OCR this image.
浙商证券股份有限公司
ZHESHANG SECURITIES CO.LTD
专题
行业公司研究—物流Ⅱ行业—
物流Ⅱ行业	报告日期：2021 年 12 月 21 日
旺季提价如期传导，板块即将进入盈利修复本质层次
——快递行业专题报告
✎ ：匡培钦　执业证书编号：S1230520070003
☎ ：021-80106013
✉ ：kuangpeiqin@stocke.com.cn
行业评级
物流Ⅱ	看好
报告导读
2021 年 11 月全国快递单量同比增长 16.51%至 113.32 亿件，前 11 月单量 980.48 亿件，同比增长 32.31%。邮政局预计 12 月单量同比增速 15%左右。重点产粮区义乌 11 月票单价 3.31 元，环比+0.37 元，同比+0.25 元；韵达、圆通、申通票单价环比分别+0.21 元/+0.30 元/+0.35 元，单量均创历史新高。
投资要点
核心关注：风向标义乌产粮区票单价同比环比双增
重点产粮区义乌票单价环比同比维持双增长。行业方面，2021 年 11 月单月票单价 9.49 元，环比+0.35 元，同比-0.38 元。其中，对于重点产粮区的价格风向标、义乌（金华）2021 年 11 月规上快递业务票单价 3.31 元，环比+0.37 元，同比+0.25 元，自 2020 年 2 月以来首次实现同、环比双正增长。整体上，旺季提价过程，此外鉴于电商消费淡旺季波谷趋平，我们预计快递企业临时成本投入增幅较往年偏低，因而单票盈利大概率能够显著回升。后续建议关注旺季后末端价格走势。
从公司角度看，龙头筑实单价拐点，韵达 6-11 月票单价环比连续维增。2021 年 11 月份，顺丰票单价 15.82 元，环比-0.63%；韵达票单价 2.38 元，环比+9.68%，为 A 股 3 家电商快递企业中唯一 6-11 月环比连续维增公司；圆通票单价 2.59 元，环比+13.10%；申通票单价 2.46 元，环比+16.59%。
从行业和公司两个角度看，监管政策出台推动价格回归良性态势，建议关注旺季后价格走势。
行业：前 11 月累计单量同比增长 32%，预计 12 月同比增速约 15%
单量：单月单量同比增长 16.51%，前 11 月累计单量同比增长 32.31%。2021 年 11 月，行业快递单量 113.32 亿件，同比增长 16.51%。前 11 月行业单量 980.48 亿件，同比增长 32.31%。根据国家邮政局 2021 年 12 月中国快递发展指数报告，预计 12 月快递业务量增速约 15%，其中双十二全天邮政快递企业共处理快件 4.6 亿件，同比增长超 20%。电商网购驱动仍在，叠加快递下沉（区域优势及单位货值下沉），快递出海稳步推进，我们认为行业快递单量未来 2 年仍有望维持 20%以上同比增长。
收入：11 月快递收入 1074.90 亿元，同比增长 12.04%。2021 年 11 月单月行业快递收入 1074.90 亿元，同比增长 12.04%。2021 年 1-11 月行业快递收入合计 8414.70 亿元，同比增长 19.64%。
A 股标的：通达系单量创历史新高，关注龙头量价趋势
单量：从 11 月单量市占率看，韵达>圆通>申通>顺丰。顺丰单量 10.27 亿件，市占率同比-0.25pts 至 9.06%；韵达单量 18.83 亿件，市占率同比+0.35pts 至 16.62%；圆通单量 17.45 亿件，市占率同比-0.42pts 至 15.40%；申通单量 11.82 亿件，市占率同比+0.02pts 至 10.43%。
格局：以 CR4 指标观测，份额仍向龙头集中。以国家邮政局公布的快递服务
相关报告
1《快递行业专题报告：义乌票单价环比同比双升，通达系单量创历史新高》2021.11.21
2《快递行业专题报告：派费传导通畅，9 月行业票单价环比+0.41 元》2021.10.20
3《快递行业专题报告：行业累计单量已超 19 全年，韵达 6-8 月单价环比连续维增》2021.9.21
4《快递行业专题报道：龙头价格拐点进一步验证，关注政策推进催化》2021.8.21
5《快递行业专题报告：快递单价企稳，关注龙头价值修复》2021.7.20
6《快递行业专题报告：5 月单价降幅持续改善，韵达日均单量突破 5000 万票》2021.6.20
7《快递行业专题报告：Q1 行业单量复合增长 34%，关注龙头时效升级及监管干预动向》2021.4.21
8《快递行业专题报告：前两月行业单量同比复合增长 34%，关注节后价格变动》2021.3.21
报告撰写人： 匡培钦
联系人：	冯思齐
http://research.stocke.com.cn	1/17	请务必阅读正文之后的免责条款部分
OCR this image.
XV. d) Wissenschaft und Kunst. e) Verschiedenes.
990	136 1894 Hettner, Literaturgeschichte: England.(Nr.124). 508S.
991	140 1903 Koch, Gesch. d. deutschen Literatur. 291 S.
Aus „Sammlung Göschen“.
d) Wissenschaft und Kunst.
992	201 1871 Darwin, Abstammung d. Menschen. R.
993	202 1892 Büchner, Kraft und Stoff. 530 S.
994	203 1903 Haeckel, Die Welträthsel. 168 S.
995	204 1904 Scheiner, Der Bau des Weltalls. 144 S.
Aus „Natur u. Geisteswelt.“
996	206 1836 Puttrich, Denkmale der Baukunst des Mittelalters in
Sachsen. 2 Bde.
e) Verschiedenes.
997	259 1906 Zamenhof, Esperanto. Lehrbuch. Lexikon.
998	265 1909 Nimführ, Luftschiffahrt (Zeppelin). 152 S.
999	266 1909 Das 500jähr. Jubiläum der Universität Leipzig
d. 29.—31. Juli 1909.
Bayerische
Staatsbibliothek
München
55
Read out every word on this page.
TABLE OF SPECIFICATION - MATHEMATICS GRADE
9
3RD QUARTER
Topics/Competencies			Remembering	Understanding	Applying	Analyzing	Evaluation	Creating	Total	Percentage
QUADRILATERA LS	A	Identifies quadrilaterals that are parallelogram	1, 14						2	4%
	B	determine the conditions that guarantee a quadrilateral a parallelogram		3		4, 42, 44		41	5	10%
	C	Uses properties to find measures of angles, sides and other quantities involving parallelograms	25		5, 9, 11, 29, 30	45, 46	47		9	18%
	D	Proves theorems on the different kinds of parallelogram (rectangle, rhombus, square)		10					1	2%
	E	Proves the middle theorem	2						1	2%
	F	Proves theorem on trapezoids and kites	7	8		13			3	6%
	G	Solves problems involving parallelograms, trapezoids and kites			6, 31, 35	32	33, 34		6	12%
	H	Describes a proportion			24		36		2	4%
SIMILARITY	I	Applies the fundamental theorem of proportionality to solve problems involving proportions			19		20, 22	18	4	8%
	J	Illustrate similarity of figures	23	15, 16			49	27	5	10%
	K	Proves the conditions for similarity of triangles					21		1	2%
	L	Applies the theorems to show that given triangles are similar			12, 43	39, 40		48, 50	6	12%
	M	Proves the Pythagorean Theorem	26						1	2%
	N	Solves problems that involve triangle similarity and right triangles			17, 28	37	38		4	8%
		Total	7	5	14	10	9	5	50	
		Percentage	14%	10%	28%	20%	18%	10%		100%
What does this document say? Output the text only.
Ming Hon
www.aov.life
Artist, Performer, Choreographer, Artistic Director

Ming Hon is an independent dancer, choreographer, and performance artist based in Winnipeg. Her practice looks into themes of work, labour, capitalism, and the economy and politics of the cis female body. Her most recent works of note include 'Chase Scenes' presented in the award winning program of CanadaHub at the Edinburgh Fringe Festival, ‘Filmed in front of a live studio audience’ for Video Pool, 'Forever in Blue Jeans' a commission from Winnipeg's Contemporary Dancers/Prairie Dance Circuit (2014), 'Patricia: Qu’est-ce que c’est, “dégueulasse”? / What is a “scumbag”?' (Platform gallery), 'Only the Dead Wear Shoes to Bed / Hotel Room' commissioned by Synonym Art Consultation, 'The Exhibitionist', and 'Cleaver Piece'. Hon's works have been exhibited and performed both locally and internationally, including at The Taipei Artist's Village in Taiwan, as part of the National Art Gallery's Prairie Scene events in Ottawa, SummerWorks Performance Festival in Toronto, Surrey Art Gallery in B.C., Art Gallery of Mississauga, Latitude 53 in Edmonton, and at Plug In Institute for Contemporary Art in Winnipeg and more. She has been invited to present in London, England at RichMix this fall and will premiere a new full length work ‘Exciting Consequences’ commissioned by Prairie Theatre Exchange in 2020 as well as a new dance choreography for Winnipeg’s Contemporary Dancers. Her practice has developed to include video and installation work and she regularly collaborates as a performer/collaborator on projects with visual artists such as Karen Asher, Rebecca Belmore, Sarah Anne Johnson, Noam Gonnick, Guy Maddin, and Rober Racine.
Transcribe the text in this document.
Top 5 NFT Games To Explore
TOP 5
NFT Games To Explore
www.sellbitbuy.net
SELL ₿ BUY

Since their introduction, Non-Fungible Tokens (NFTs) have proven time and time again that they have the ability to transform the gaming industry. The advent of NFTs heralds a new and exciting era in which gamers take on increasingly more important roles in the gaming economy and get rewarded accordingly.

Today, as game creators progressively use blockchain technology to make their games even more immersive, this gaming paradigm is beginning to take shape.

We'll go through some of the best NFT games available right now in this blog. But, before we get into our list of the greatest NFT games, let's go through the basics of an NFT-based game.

^^^^^^^^

Return only the number of lines in the entries that contain the string "stocke".

_Response_. 2